Reproduce all of the listing below without alteration.

● RECORDS SUPPLIED:
__________
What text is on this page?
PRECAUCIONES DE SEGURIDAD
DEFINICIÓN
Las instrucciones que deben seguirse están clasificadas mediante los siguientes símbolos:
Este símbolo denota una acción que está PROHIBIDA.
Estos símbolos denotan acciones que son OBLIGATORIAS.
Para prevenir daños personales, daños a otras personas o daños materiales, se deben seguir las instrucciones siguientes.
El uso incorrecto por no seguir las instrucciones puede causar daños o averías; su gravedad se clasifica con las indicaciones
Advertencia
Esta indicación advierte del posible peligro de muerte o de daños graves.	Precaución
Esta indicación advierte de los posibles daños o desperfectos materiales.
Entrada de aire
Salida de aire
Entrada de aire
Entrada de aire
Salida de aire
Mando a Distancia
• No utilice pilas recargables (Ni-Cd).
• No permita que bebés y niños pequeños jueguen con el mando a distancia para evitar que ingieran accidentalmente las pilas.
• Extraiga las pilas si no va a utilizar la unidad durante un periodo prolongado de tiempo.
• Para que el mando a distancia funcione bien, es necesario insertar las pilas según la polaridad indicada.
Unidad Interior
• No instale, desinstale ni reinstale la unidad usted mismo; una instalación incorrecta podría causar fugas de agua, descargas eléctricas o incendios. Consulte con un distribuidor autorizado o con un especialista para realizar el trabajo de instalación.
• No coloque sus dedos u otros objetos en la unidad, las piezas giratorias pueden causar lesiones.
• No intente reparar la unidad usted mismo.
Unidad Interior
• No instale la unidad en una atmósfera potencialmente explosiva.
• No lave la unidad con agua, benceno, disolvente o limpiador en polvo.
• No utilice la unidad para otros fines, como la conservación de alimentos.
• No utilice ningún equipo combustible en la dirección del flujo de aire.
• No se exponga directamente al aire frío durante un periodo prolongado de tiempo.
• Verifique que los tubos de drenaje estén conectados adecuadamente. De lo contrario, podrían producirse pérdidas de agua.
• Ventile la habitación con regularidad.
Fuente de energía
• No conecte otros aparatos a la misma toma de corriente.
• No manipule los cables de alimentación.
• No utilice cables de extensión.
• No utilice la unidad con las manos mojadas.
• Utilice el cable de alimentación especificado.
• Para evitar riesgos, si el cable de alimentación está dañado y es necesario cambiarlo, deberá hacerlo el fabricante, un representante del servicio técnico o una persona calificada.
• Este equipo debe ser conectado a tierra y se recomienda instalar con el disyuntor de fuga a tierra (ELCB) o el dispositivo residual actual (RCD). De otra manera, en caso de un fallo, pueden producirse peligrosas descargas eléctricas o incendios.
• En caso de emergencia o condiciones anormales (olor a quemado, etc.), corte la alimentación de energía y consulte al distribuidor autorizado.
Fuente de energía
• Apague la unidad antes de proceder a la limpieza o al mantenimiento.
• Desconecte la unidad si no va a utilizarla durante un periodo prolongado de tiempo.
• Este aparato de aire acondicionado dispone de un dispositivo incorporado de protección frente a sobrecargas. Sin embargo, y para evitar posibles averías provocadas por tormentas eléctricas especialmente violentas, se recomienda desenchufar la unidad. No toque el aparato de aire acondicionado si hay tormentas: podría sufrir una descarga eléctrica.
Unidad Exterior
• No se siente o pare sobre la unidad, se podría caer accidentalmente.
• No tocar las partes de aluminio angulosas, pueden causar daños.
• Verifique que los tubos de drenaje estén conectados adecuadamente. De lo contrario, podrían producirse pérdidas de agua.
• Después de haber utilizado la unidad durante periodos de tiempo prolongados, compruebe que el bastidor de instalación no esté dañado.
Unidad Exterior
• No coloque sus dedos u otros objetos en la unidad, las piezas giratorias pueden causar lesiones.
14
__________
● WRITTEN RESPONSE:
What text is on this page?
PRECAUCIONES DE SEGURIDAD
DEFINICIÓN
Las instrucciones que deben seguirse están clasificadas mediante los siguientes símbolos:
Este símbolo denota una acción que está PROHIBIDA.
Estos símbolos denotan acciones que son OBLIGATORIAS.
Para prevenir daños personales, daños a otras personas o daños materiales, se deben seguir las instrucciones siguientes.
El uso incorrecto por no seguir las instrucciones puede causar daños o averías; su gravedad se clasifica con las indicaciones
Advertencia
Esta indicación advierte del posible peligro de muerte o de daños graves.	Precaución
Esta indicación advierte de los posibles daños o desperfectos materiales.
Entrada de aire
Salida de aire
Entrada de aire
Entrada de aire
Salida de aire
Mando a Distancia
• No utilice pilas recargables (Ni-Cd).
• No permita que bebés y niños pequeños jueguen con el mando a distancia para evitar que ingieran accidentalmente las pilas.
• Extraiga las pilas si no va a utilizar la unidad durante un periodo prolongado de tiempo.
• Para que el mando a distancia funcione bien, es necesario insertar las pilas según la polaridad indicada.
Unidad Interior
• No instale, desinstale ni reinstale la unidad usted mismo; una instalación incorrecta podría causar fugas de agua, descargas eléctricas o incendios. Consulte con un distribuidor autorizado o con un especialista para realizar el trabajo de instalación.
• No coloque sus dedos u otros objetos en la unidad, las piezas giratorias pueden causar lesiones.
• No intente reparar la unidad usted mismo.
Unidad Interior
• No instale la unidad en una atmósfera potencialmente explosiva.
• No lave la unidad con agua, benceno, disolvente o limpiador en polvo.
• No utilice la unidad para otros fines, como la conservación de alimentos.
• No utilice ningún equipo combustible en la dirección del flujo de aire.
• No se exponga directamente al aire frío durante un periodo prolongado de tiempo.
• Verifique que los tubos de drenaje estén conectados adecuadamente. De lo contrario, podrían producirse pérdidas de agua.
• Ventile la habitación con regularidad.
Fuente de energía
• No conecte otros aparatos a la misma toma de corriente.
• No manipule los cables de alimentación.
• No utilice cables de extensión.
• No utilice la unidad con las manos mojadas.
• Utilice el cable de alimentación especificado.
• Para evitar riesgos, si el cable de alimentación está dañado y es necesario cambiarlo, deberá hacerlo el fabricante, un representante del servicio técnico o una persona calificada.
• Este equipo debe ser conectado a tierra y se recomienda instalar con el disyuntor de fuga a tierra (ELCB) o el dispositivo residual actual (RCD). De otra manera, en caso de un fallo, pueden producirse peligrosas descargas eléctricas o incendios.
• En caso de emergencia o condiciones anormales (olor a quemado, etc.), corte la alimentación de energía y consulte al distribuidor autorizado.
Fuente de energía
• Apague la unidad antes de proceder a la limpieza o al mantenimiento.
• Desconecte la unidad si no va a utilizarla durante un periodo prolongado de tiempo.
• Este aparato de aire acondicionado dispone de un dispositivo incorporado de protección frente a sobrecargas. Sin embargo, y para evitar posibles averías provocadas por tormentas eléctricas especialmente violentas, se recomienda desenchufar la unidad. No toque el aparato de aire acondicionado si hay tormentas: podría sufrir una descarga eléctrica.
Unidad Exterior
• No se siente o pare sobre la unidad, se podría caer accidentalmente.
• No tocar las partes de aluminio angulosas, pueden causar daños.
• Verifique que los tubos de drenaje estén conectados adecuadamente. De lo contrario, podrían producirse pérdidas de agua.
• Después de haber utilizado la unidad durante periodos de tiempo prolongados, compruebe que el bastidor de instalación no esté dañado.
Unidad Exterior
• No coloque sus dedos u otros objetos en la unidad, las piezas giratorias pueden causar lesiones.
14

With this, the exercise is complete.